• [RECORDED DATA]
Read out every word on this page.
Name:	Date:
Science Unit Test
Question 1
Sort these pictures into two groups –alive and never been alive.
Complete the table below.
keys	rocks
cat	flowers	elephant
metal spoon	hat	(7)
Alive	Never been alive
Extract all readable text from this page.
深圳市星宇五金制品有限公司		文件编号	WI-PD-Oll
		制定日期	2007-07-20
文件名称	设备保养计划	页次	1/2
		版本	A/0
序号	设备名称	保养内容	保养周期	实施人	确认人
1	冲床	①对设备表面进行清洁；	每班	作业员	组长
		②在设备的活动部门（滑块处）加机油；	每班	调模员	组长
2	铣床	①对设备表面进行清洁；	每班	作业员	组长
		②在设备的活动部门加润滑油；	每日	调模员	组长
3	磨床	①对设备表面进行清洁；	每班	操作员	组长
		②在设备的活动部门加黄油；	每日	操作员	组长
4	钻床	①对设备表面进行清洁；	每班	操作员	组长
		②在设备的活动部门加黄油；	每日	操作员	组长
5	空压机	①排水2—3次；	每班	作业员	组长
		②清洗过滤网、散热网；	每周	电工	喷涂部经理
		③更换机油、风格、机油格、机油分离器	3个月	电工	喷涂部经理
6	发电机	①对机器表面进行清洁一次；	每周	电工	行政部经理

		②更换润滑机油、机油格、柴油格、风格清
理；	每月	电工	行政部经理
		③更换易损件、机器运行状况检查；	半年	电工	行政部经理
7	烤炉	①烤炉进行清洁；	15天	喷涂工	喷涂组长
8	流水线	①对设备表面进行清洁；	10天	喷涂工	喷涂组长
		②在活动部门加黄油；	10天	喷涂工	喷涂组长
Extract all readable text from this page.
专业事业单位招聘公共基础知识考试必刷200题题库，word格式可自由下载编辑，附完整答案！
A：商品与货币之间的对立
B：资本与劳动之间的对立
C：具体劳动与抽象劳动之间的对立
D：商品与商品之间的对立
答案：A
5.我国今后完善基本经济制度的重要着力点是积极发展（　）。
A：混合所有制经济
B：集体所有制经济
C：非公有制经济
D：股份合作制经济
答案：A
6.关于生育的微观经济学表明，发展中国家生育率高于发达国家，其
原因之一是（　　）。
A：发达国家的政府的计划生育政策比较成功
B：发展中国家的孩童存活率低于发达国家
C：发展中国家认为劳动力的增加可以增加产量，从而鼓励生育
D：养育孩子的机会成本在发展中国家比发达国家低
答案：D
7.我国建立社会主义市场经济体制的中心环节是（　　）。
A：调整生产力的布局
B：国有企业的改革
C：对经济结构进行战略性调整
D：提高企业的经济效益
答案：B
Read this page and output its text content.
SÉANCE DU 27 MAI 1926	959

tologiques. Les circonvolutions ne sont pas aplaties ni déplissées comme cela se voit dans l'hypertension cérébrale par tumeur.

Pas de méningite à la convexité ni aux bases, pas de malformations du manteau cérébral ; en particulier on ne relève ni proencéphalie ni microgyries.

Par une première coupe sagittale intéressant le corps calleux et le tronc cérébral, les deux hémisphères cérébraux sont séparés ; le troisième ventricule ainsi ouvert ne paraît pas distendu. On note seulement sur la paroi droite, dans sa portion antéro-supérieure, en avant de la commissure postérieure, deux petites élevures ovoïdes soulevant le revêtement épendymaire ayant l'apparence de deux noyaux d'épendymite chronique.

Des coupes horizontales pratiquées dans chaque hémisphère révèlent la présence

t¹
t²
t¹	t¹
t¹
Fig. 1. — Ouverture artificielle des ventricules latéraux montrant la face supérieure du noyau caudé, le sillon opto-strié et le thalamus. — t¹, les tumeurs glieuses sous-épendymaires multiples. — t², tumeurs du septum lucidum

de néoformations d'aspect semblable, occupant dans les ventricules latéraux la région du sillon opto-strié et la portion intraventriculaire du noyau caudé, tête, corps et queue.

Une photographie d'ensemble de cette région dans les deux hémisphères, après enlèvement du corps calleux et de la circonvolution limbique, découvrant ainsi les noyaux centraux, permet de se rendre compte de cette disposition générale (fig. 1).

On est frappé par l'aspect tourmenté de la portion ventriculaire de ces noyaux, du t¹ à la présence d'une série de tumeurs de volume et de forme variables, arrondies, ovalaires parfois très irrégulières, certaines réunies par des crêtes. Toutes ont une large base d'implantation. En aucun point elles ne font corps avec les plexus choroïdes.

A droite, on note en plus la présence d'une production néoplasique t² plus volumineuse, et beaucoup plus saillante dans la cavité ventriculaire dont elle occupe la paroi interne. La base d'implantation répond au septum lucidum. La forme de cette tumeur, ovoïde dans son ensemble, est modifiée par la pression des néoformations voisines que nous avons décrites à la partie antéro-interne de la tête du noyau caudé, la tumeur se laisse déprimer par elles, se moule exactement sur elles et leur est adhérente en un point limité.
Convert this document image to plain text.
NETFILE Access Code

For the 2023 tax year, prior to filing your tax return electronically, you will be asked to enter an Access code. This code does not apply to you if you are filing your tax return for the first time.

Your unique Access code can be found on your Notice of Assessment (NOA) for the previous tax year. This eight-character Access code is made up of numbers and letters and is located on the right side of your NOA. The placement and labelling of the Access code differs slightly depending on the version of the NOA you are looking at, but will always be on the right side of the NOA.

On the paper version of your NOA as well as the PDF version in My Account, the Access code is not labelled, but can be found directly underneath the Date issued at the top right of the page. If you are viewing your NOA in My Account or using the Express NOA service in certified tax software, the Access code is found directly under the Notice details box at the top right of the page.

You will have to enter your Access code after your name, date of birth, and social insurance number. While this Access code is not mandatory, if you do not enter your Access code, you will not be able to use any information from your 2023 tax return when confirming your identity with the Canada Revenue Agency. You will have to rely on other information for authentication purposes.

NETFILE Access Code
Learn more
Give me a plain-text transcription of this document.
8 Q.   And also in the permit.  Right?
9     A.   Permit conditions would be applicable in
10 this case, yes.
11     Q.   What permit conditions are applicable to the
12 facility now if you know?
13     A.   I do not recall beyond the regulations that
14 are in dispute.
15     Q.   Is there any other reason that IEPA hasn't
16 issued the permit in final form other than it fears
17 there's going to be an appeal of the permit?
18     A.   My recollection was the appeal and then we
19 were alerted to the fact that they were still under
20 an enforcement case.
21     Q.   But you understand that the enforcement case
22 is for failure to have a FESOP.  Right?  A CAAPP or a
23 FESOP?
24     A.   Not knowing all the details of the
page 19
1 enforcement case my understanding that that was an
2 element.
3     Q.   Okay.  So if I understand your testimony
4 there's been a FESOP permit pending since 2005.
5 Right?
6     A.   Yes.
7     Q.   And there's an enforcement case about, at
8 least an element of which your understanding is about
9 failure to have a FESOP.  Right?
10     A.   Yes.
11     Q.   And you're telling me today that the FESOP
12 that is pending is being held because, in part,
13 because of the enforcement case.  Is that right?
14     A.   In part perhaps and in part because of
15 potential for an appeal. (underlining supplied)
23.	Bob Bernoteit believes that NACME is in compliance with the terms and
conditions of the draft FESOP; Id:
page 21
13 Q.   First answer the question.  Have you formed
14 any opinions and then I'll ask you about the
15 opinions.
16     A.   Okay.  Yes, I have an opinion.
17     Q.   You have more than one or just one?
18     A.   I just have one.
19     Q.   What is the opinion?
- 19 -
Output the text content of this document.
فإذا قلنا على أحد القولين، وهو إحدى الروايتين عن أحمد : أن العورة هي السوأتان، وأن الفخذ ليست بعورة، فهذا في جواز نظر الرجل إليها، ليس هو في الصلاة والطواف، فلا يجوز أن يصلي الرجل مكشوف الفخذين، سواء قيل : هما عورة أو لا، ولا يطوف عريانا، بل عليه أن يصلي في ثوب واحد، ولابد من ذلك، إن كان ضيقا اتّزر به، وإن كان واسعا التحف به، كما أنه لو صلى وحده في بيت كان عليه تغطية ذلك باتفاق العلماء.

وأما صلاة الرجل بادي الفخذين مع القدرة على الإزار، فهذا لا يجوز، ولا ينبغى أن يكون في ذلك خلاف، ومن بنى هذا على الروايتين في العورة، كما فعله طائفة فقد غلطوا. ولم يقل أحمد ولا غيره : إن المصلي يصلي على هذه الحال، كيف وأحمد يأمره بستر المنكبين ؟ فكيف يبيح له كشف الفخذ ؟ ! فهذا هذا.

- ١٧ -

• [INSTRUCTIONS TO FOLLOW] Leave out every line without the string "case" and copy the rest.

• [SOLUTION TO THIS TASK]
10 this case, yes.
20 an enforcement case.
21     Q.   But you understand that the enforcement case
1 enforcement case my understanding that that was an
7     Q.   And there's an enforcement case about, at
13 because of the enforcement case.  Is that right?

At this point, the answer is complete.